## Data for this task
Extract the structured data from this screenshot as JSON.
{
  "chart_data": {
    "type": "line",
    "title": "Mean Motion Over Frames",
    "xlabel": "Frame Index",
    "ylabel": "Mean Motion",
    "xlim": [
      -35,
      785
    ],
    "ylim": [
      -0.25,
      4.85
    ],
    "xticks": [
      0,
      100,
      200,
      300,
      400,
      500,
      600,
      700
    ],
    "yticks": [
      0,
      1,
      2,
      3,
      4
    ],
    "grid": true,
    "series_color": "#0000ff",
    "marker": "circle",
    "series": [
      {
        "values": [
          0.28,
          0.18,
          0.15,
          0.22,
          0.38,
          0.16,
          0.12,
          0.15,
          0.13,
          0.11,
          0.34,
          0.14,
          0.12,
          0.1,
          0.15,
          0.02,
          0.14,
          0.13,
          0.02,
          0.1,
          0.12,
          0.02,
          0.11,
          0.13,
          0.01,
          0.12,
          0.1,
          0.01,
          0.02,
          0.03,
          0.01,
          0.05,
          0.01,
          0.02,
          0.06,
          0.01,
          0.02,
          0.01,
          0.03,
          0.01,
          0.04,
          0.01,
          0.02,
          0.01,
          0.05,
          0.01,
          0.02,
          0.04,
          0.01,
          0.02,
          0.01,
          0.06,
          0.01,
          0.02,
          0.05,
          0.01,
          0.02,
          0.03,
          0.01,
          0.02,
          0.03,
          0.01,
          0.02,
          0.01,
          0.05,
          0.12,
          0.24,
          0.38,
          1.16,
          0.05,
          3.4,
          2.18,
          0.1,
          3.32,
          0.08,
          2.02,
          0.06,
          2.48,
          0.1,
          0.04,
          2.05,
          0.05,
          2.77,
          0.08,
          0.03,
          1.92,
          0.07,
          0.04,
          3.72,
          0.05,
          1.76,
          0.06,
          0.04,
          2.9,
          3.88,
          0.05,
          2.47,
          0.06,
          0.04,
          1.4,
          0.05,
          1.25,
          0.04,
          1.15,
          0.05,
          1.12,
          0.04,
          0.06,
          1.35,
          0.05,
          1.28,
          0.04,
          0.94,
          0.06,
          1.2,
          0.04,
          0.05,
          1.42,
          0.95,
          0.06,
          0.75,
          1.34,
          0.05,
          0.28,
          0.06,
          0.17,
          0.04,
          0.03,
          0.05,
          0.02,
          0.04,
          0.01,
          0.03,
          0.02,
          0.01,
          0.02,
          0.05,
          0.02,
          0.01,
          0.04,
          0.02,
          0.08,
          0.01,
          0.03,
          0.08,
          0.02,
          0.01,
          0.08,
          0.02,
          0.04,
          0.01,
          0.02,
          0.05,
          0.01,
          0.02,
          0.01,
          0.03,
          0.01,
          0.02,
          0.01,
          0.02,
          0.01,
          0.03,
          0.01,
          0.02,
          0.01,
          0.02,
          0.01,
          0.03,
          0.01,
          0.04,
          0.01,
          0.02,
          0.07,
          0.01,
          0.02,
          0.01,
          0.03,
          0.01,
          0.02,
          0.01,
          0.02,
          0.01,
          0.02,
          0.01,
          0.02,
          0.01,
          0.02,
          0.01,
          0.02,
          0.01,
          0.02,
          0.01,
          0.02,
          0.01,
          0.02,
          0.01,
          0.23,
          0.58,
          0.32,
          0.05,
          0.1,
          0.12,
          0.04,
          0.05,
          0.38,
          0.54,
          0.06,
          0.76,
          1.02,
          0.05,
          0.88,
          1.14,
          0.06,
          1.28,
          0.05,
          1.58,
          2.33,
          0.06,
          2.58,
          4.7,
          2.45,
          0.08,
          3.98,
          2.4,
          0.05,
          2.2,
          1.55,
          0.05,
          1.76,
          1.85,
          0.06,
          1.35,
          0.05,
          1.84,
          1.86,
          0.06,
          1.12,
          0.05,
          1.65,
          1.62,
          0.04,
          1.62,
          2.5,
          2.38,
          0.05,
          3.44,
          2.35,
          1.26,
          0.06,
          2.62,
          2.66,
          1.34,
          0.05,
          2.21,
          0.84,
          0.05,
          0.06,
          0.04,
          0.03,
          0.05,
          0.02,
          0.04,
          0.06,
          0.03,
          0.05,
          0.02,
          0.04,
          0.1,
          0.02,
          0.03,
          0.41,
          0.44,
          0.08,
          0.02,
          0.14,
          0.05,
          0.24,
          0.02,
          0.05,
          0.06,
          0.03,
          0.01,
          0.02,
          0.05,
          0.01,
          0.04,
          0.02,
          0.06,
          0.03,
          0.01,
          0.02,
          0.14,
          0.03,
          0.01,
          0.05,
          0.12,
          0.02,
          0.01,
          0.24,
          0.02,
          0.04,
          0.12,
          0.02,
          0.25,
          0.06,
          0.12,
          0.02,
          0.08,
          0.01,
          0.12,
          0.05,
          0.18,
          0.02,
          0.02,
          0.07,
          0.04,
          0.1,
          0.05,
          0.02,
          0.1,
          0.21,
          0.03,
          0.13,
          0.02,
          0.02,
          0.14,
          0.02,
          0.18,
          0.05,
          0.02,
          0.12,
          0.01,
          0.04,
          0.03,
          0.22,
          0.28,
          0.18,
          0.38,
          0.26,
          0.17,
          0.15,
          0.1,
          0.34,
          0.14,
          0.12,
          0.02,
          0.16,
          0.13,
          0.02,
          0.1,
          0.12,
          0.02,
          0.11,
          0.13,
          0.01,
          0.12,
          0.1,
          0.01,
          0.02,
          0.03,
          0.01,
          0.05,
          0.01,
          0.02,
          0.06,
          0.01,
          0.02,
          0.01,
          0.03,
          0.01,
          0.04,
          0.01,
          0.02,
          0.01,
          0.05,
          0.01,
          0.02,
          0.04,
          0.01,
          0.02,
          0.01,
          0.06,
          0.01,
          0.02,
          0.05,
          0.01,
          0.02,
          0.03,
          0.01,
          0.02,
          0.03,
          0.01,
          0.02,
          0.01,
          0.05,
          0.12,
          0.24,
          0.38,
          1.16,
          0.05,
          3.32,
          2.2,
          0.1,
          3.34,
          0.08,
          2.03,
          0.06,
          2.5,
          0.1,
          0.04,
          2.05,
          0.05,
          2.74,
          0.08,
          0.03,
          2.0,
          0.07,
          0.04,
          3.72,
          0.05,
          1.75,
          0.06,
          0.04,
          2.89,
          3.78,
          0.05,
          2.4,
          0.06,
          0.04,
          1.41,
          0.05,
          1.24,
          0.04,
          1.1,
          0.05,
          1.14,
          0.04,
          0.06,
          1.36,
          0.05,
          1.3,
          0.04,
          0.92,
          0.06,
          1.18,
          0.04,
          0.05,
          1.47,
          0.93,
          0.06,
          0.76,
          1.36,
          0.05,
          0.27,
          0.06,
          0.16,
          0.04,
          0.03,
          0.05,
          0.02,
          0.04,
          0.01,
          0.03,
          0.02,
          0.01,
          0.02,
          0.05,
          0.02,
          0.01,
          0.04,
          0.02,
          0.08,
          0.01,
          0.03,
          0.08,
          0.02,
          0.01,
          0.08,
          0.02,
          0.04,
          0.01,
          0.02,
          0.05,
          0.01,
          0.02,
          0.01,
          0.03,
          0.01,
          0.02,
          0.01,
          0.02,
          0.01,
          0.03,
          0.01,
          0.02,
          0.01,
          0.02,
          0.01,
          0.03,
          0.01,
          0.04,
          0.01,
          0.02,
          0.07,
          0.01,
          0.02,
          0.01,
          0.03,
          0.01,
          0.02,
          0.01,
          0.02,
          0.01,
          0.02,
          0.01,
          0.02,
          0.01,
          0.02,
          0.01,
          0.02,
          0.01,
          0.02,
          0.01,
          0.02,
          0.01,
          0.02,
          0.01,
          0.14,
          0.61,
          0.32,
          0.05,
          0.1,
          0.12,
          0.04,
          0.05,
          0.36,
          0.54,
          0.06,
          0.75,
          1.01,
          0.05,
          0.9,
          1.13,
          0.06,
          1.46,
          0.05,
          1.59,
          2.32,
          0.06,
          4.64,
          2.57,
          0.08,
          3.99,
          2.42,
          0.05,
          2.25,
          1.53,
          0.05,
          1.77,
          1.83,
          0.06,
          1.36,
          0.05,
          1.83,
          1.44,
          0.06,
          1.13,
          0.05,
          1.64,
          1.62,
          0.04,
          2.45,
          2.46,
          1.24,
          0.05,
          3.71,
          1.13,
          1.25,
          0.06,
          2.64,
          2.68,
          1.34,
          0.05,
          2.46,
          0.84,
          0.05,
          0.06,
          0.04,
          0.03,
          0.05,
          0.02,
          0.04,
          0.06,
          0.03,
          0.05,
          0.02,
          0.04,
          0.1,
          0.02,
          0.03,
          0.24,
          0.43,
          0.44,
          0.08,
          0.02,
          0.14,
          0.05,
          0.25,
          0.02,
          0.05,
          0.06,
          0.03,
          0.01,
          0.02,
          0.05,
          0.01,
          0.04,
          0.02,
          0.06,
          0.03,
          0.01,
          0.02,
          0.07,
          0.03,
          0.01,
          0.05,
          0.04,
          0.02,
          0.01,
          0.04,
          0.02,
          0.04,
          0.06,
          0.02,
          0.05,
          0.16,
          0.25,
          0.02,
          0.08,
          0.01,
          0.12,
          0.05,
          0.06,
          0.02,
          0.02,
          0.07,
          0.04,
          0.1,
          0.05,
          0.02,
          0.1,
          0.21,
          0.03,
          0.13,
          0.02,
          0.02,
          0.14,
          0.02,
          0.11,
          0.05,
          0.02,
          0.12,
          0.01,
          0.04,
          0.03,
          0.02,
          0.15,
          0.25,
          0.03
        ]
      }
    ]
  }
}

## Task description
How many lines in these entries hold the string "Motion"? Answer with the number alone.

## Expected output
2